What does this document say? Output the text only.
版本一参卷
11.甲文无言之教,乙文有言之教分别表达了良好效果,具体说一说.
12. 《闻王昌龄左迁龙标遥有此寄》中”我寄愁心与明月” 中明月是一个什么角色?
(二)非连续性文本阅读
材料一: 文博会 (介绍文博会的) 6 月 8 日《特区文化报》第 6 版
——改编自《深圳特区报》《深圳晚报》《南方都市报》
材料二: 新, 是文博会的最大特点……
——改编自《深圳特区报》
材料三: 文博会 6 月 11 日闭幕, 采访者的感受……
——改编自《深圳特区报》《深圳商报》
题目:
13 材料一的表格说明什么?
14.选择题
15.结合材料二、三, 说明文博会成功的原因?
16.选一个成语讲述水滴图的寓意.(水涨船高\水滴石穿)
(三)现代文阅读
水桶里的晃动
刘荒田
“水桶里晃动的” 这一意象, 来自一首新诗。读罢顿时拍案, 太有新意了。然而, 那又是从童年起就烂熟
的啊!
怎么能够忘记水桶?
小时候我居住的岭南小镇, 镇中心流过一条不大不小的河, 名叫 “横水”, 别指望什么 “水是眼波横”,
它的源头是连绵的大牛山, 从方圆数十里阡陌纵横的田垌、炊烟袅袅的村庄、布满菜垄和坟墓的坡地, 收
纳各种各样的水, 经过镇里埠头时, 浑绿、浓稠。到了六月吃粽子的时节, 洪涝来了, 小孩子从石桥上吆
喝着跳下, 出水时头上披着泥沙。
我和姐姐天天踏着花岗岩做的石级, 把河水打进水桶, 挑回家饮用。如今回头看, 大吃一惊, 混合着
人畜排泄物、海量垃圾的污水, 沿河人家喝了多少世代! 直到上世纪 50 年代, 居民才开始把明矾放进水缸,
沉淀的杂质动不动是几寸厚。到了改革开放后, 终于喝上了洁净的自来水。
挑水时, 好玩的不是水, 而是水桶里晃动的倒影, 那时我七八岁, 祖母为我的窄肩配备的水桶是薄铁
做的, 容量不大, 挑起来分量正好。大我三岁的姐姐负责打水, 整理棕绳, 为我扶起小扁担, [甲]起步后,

────────────────────────────────────────

WHAT THE EXERCISE ASKS:
Copy out each record from above, exactly.

EXERCISE RESPONSE:
What does this document say? Output the text only.
版本一参卷
11.甲文无言之教,乙文有言之教分别表达了良好效果,具体说一说.
12. 《闻王昌龄左迁龙标遥有此寄》中”我寄愁心与明月” 中明月是一个什么角色?
(二)非连续性文本阅读
材料一: 文博会 (介绍文博会的) 6 月 8 日《特区文化报》第 6 版
——改编自《深圳特区报》《深圳晚报》《南方都市报》
材料二: 新, 是文博会的最大特点……
——改编自《深圳特区报》
材料三: 文博会 6 月 11 日闭幕, 采访者的感受……
——改编自《深圳特区报》《深圳商报》
题目:
13 材料一的表格说明什么?
14.选择题
15.结合材料二、三, 说明文博会成功的原因?
16.选一个成语讲述水滴图的寓意.(水涨船高\水滴石穿)
(三)现代文阅读
水桶里的晃动
刘荒田
“水桶里晃动的” 这一意象, 来自一首新诗。读罢顿时拍案, 太有新意了。然而, 那又是从童年起就烂熟
的啊!
怎么能够忘记水桶?
小时候我居住的岭南小镇, 镇中心流过一条不大不小的河, 名叫 “横水”, 别指望什么 “水是眼波横”,
它的源头是连绵的大牛山, 从方圆数十里阡陌纵横的田垌、炊烟袅袅的村庄、布满菜垄和坟墓的坡地, 收
纳各种各样的水, 经过镇里埠头时, 浑绿、浓稠。到了六月吃粽子的时节, 洪涝来了, 小孩子从石桥上吆
喝着跳下, 出水时头上披着泥沙。
我和姐姐天天踏着花岗岩做的石级, 把河水打进水桶, 挑回家饮用。如今回头看, 大吃一惊, 混合着
人畜排泄物、海量垃圾的污水, 沿河人家喝了多少世代! 直到上世纪 50 年代, 居民才开始把明矾放进水缸,
沉淀的杂质动不动是几寸厚。到了改革开放后, 终于喝上了洁净的自来水。
挑水时, 好玩的不是水, 而是水桶里晃动的倒影, 那时我七八岁, 祖母为我的窄肩配备的水桶是薄铁
做的, 容量不大, 挑起来分量正好。大我三岁的姐姐负责打水, 整理棕绳, 为我扶起小扁担, [甲]起步后,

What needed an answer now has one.